#### LISTED ENTRIES ####
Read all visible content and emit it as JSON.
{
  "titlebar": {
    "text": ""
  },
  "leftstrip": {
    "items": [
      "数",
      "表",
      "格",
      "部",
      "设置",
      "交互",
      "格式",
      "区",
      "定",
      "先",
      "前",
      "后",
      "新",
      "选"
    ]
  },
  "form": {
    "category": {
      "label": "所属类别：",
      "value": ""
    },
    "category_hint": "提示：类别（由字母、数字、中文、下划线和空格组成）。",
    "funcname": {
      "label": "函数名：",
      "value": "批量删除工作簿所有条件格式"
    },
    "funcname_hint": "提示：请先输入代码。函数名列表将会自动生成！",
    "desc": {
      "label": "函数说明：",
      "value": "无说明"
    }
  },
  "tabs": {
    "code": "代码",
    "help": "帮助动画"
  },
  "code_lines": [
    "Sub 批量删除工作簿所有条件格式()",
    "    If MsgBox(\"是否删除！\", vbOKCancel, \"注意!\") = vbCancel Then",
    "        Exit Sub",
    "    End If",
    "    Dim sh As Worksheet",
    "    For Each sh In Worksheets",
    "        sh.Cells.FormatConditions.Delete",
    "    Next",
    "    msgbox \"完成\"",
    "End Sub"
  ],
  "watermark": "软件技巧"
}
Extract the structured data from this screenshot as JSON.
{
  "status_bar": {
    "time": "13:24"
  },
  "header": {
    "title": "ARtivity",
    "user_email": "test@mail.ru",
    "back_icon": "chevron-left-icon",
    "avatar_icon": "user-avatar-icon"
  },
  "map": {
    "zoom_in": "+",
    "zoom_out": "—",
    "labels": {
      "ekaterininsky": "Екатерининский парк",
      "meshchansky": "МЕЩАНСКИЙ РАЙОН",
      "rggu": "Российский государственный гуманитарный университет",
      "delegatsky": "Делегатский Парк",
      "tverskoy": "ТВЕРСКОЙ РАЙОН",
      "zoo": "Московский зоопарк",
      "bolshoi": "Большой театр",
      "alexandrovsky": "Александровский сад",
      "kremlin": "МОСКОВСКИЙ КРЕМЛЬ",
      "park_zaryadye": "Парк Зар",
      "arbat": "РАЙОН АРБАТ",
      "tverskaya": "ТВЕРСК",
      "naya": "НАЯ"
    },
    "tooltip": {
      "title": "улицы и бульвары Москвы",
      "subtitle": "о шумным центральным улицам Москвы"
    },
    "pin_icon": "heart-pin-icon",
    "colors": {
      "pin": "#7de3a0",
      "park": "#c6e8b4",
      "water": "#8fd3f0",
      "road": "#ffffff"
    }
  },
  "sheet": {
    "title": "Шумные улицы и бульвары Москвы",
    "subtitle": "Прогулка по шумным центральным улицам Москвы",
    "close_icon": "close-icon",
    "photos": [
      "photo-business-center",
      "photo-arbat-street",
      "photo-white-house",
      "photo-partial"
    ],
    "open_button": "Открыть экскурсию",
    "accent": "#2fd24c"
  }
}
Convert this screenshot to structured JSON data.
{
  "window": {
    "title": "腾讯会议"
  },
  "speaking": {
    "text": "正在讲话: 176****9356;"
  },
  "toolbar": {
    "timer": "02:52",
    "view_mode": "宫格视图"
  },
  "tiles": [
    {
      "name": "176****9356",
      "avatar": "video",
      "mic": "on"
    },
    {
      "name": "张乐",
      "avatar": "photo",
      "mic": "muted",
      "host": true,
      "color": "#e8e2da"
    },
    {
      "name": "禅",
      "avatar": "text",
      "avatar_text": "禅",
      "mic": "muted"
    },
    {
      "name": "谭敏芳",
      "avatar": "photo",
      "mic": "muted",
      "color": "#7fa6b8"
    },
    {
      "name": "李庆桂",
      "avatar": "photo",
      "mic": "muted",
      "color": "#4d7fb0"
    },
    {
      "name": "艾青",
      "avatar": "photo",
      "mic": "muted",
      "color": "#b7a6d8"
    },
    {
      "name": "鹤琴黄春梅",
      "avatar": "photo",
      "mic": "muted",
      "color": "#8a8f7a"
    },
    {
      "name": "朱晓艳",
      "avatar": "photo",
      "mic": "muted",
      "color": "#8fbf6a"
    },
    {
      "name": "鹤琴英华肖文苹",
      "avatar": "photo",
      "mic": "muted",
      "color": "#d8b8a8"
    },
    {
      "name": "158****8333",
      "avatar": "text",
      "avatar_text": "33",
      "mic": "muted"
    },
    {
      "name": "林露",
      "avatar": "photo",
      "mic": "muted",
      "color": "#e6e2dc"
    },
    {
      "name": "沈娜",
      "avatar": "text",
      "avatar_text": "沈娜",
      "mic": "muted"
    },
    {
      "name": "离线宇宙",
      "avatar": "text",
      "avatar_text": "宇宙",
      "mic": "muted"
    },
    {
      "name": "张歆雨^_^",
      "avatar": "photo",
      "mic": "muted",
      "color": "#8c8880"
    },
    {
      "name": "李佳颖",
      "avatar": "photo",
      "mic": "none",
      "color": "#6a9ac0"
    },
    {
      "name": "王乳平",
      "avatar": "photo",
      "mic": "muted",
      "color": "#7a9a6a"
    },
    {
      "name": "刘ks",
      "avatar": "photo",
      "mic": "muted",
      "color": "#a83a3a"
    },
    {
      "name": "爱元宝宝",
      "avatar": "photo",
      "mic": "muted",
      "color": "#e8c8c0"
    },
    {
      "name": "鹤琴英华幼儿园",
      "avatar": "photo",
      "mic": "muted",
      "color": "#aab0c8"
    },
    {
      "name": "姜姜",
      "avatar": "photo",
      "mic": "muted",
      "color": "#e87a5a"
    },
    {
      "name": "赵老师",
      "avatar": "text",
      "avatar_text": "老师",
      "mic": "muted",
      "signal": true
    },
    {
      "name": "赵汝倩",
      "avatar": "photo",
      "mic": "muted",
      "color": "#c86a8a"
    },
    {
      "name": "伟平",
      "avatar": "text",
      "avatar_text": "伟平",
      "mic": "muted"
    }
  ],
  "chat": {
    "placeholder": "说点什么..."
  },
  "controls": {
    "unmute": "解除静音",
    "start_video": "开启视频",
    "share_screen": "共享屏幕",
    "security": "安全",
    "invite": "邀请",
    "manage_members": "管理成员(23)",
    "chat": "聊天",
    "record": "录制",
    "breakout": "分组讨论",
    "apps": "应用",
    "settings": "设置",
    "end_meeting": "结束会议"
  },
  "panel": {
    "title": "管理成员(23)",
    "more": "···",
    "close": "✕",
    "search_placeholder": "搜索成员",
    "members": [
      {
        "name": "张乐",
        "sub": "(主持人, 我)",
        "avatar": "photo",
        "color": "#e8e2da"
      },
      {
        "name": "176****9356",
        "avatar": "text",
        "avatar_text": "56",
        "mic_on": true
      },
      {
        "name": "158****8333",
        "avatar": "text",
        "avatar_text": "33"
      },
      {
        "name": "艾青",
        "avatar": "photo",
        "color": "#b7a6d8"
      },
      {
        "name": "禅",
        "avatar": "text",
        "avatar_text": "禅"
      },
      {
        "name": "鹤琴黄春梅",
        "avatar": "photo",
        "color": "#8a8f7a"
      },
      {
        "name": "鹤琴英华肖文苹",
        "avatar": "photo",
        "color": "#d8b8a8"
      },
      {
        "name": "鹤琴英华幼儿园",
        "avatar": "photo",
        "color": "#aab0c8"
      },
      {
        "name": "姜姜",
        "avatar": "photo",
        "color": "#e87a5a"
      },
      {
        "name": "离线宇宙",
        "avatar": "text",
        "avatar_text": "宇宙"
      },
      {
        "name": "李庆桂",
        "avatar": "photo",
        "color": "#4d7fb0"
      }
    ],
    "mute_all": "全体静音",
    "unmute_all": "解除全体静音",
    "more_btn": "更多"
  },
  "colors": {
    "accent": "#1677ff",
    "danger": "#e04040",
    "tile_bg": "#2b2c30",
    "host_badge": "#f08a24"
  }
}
####
— GIVEN PROBLEM —
Scan the listing above. Gather each line that contains the word "data".

— FINAL ANSWER —
Extract the structured data from this screenshot as JSON.
Convert this screenshot to structured JSON data.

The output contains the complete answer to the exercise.